Print the part of the hepatitis C coinfection article from "Coping with Coinfection" to "for a loop.", copied word for word.

++++ Extract

Coping with Coinfection

BY CATHERINE GALIOTO
For hepatitis C virus patients coinfected with HIV, the everyday challenges of managing their condition are amplified.
PUBLISHED WEDNESDAY, JUNE 10, 2015
Keziah Gibbons, 32, was hardly shocked when she learned she was infected with the hepatitis C virus (HCV) in 2005. However, when the intravenous (IV) drug user learned just a few short years later that she contracted HIV at some point in 2007, she was truly thrown for a loop.

“For my community, HCV was a norm—everybody had it, and I saw people living with it. So that wasn’t that big a deal. When I got HIV, it was a huge shock,” Gibbons said.

The Lincoln, United Kingdom–native’s journey through treatment saw additional concerns when she became pregnant in 2009, at which point she needed medication to prevent the in utero spread of the diseases to her daughter, Lili. Gibbons found herself overwhelmed by her condition and the side effects from her medication, all while trying to raise a newborn. She worried that without being able to breast-feed, would she bond with her daughter? Furthermore, with HCV treatment lasting for more than 24 weeks, how would she find the energy to care for herself and her daughter?

“The nursing team were only interested in removing the virus by any means possible, and were less interested in my experience. They didn’t warn me about the side effects. But the side effects were awful, severely debilitating,” Gibbons said. “I became very anemic and was permanently weak. So weak, in fact, that I had to get a mobility scooter to get out and about in and ask for help getting to the bathroom.”

Steven Copeland, 54, of the Beacon Hill area of Boston, said his struggle with coinfection came while he was overcoming substance addiction.

“I struggled with drug abuse at a very young age, and at 34 first attempted the recovery process,” he said.

It was his diagnosis with HIV/HCV coinfection in 1994, and the birth of his son, that motivated him to make major lifestyle changes.

“When this happened to me in 1994, it was devastating. I was trying to stay clean, and then you add the stressors of hepatitis C and HIV. It was a great struggle,” Copeland said.

He turned to a 12-step program to find encouragement and motivation to go on, as he coped with the mental impact and physical side effects of HCV treatment while trying to kick a drug habit.

“It was brutal,” Copeland said. “But I focused on working on myself, changing a cycle of negative thinking, accepted personal responsibilities, and it gave me hope.”

++++++++
++++ Dataset

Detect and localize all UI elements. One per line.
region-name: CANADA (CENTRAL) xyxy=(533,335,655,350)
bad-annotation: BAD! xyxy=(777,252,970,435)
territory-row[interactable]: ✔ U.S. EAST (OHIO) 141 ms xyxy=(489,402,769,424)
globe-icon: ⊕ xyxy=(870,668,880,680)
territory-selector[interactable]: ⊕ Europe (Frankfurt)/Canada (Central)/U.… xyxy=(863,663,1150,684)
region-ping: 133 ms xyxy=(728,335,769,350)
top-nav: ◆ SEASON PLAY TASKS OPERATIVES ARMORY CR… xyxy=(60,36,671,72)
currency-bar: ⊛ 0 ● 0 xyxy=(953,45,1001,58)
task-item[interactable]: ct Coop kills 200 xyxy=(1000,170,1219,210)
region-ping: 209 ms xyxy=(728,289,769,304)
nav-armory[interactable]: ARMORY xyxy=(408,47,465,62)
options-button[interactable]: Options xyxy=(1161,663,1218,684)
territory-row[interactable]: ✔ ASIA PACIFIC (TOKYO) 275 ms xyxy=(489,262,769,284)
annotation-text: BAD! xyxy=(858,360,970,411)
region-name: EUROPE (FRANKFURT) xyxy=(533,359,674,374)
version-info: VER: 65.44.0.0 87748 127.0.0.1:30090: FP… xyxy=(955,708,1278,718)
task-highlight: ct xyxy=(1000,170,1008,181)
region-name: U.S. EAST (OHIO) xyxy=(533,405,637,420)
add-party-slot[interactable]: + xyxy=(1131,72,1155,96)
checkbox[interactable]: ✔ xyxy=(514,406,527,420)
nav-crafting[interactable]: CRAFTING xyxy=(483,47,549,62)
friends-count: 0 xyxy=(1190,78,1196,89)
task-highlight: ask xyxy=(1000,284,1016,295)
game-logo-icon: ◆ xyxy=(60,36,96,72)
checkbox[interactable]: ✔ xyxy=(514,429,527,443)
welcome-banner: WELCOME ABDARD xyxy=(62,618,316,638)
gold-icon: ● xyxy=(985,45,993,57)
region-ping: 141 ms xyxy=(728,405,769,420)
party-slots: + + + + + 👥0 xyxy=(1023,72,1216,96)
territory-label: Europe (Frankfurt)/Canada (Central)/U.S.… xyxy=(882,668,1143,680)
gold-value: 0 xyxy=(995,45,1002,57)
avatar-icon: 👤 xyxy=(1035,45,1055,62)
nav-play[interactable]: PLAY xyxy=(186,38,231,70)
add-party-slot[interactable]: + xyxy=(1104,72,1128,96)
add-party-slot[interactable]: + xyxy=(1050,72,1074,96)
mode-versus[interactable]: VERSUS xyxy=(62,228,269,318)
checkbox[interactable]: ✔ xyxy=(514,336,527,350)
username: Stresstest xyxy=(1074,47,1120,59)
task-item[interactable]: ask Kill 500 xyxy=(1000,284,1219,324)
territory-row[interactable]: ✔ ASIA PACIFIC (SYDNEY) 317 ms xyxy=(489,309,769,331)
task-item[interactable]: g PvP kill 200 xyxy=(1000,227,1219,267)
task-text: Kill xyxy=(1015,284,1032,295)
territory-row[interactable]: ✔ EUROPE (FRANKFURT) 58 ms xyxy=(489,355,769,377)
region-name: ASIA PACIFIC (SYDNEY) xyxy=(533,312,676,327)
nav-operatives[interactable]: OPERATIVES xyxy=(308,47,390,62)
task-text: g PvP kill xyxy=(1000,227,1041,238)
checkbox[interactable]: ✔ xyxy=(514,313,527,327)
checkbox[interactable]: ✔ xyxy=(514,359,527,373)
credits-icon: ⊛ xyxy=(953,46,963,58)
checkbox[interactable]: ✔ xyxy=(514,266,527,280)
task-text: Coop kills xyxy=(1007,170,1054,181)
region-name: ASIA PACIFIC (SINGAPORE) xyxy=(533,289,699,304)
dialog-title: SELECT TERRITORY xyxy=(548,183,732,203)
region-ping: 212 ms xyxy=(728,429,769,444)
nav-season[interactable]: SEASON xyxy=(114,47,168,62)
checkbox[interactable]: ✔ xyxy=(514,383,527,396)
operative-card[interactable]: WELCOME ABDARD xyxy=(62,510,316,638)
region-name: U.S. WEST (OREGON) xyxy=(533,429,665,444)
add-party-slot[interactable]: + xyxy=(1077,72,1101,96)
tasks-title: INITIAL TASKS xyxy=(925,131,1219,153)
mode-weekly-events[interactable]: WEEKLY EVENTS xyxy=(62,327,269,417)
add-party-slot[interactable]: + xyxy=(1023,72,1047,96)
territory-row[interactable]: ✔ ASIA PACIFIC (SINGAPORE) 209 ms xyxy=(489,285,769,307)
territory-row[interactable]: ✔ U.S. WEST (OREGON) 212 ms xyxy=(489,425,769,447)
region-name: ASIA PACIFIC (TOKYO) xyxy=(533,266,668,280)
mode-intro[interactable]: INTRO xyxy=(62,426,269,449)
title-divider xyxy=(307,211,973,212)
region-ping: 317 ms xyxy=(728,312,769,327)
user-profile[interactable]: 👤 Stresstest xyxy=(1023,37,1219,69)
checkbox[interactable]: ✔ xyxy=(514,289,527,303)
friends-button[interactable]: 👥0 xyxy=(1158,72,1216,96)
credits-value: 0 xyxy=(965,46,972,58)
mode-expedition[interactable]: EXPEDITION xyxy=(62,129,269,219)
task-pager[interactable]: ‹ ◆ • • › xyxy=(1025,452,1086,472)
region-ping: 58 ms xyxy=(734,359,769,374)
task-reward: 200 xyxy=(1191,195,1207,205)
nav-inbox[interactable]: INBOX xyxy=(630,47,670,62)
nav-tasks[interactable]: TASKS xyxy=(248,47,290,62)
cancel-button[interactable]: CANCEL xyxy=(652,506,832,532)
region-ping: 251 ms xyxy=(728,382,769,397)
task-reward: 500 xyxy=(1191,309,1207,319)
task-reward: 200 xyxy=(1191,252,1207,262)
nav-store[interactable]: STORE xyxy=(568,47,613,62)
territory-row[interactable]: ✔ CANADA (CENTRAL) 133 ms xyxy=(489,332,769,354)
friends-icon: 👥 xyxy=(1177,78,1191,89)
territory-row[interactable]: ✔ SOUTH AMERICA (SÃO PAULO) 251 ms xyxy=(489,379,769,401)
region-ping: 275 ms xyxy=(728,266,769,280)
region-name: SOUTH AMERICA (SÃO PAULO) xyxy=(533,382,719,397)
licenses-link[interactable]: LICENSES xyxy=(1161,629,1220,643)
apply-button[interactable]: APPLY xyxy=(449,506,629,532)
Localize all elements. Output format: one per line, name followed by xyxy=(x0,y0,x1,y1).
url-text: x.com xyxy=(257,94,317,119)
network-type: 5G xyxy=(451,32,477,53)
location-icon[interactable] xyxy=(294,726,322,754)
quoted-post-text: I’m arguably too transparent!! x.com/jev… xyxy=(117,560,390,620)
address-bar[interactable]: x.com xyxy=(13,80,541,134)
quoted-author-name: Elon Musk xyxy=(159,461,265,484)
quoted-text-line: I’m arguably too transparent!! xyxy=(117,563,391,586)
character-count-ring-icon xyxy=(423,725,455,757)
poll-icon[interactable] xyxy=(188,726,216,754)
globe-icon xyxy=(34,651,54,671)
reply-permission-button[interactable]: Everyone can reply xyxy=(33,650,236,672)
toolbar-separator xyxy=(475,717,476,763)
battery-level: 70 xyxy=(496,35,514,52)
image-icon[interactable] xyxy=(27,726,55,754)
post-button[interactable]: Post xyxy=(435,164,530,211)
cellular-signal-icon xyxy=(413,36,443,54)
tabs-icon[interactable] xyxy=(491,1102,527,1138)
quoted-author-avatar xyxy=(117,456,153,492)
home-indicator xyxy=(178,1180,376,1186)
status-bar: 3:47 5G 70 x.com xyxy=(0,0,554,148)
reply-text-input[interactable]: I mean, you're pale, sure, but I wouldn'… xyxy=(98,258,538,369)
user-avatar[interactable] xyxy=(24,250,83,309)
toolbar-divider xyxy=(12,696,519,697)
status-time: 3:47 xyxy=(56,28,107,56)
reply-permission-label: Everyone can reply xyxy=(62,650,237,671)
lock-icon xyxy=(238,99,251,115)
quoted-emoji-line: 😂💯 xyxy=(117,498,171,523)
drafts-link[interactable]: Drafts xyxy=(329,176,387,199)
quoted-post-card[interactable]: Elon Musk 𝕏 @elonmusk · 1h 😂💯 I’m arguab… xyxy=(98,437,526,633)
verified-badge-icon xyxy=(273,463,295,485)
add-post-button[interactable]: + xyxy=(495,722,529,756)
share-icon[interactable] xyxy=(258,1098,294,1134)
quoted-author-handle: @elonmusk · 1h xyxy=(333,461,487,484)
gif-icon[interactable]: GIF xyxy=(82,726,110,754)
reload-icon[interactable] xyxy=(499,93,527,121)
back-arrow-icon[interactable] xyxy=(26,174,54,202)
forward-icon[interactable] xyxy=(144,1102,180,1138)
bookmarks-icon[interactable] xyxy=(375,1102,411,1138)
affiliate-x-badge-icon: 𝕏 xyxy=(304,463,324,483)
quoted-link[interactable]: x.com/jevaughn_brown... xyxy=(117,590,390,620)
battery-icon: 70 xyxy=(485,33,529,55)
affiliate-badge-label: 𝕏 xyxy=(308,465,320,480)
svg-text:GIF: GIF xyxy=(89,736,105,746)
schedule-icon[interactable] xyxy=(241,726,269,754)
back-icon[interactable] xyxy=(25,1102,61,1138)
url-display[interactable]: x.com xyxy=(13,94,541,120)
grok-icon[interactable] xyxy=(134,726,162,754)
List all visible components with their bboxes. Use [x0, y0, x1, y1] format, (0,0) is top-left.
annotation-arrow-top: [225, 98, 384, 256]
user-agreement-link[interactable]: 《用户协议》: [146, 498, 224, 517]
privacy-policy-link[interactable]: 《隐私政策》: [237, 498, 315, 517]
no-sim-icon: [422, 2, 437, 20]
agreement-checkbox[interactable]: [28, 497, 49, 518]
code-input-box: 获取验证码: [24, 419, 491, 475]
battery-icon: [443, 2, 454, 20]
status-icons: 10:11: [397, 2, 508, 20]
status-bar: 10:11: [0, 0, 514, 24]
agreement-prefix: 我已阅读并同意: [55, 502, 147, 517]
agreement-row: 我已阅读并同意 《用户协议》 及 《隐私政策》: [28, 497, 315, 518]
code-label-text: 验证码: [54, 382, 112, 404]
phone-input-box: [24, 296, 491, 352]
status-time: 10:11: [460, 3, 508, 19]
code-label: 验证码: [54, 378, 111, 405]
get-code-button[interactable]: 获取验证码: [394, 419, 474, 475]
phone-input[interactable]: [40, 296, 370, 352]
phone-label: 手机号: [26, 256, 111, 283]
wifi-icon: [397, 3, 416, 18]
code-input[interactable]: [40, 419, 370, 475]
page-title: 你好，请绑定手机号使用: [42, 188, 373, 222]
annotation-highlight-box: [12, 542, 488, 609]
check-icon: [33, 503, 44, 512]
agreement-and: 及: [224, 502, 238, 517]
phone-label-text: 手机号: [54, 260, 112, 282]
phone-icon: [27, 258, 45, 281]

++++++++

- Answer box
Coping with Coinfection

BY CATHERINE GALIOTO
For hepatitis C virus patients coinfected with HIV, the everyday challenges of managing their condition are amplified.
PUBLISHED WEDNESDAY, JUNE 10, 2015
Keziah Gibbons, 32, was hardly shocked when she learned she was infected with the hepatitis C virus (HCV) in 2005. However, when the intravenous (IV) drug user learned just a few short years later that she contracted HIV at some point in 2007, she was truly thrown for a loop.